***** RECORD EXCERPTS *****
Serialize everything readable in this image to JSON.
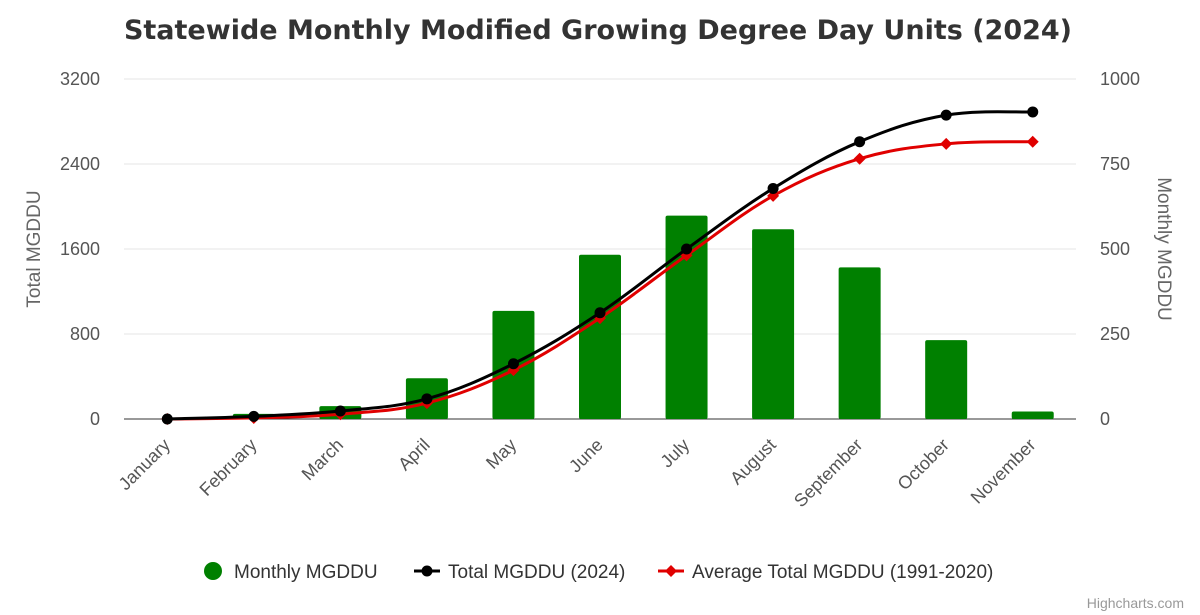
{
  "chart_data": {
    "type": "bar",
    "title": "Statewide Monthly Modified Growing Degree Day Units (2024)",
    "categories": [
      "January",
      "February",
      "March",
      "April",
      "May",
      "June",
      "July",
      "August",
      "September",
      "October",
      "November"
    ],
    "y_left": {
      "label": "Total MGDDU",
      "range": [
        0,
        3200
      ],
      "ticks": [
        0,
        800,
        1600,
        2400,
        3200
      ]
    },
    "y_right": {
      "label": "Monthly MGDDU",
      "range": [
        0,
        1000
      ],
      "ticks": [
        0,
        250,
        500,
        750,
        1000
      ]
    },
    "grid": true,
    "legend_position": "bottom-center",
    "series": [
      {
        "name": "Monthly MGDDU",
        "type": "bar",
        "axis": "right",
        "color": "#008000",
        "values": [
          0,
          15,
          38,
          120,
          318,
          483,
          598,
          558,
          446,
          232,
          22
        ]
      },
      {
        "name": "Total MGDDU (2024)",
        "type": "line",
        "axis": "left",
        "color": "#000000",
        "marker": "circle",
        "values": [
          0,
          25,
          75,
          190,
          520,
          1000,
          1600,
          2170,
          2610,
          2860,
          2890
        ]
      },
      {
        "name": "Average Total MGDDU (1991-2020)",
        "type": "line",
        "axis": "left",
        "color": "#e00000",
        "marker": "diamond",
        "values": [
          0,
          10,
          45,
          150,
          460,
          950,
          1540,
          2100,
          2450,
          2590,
          2610
        ]
      }
    ],
    "credits": "Highcharts.com"
  }
}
*****
TASK DIRECTIONS:
Images in the records should not be copied. Repeat all the rest exactly.

SOLUTION TO THIS EXERCISE:
Serialize everything readable in this image to JSON.
{
  "chart_data": {
    "type": "bar",
    "title": "Statewide Monthly Modified Growing Degree Day Units (2024)",
    "categories": [
      "January",
      "February",
      "March",
      "April",
      "May",
      "June",
      "July",
      "August",
      "September",
      "October",
      "November"
    ],
    "y_left": {
      "label": "Total MGDDU",
      "range": [
        0,
        3200
      ],
      "ticks": [
        0,
        800,
        1600,
        2400,
        3200
      ]
    },
    "y_right": {
      "label": "Monthly MGDDU",
      "range": [
        0,
        1000
      ],
      "ticks": [
        0,
        250,
        500,
        750,
        1000
      ]
    },
    "grid": true,
    "legend_position": "bottom-center",
    "series": [
      {
        "name": "Monthly MGDDU",
        "type": "bar",
        "axis": "right",
        "color": "#008000",
        "values": [
          0,
          15,
          38,
          120,
          318,
          483,
          598,
          558,
          446,
          232,
          22
        ]
      },
      {
        "name": "Total MGDDU (2024)",
        "type": "line",
        "axis": "left",
        "color": "#000000",
        "marker": "circle",
        "values": [
          0,
          25,
          75,
          190,
          520,
          1000,
          1600,
          2170,
          2610,
          2860,
          2890
        ]
      },
      {
        "name": "Average Total MGDDU (1991-2020)",
        "type": "line",
        "axis": "left",
        "color": "#e00000",
        "marker": "diamond",
        "values": [
          0,
          10,
          45,
          150,
          460,
          950,
          1540,
          2100,
          2450,
          2590,
          2610
        ]
      }
    ],
    "credits": "Highcharts.com"
  }
}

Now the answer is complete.